● EXERCISE GOAL
Write out the records below word for word, please.

● THE DATA
■ ■ ■ ■
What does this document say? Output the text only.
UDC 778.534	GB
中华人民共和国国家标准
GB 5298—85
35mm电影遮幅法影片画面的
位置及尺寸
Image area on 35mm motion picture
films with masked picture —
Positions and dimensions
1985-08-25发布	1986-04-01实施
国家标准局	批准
■ ■ ■ ■
● FINAL RESULT
What does this document say? Output the text only.
UDC 778.534	GB
中华人民共和国国家标准
GB 5298—85
35mm电影遮幅法影片画面的
位置及尺寸
Image area on 35mm motion picture
films with masked picture —
Positions and dimensions
1985-08-25发布	1986-04-01实施
国家标准局	批准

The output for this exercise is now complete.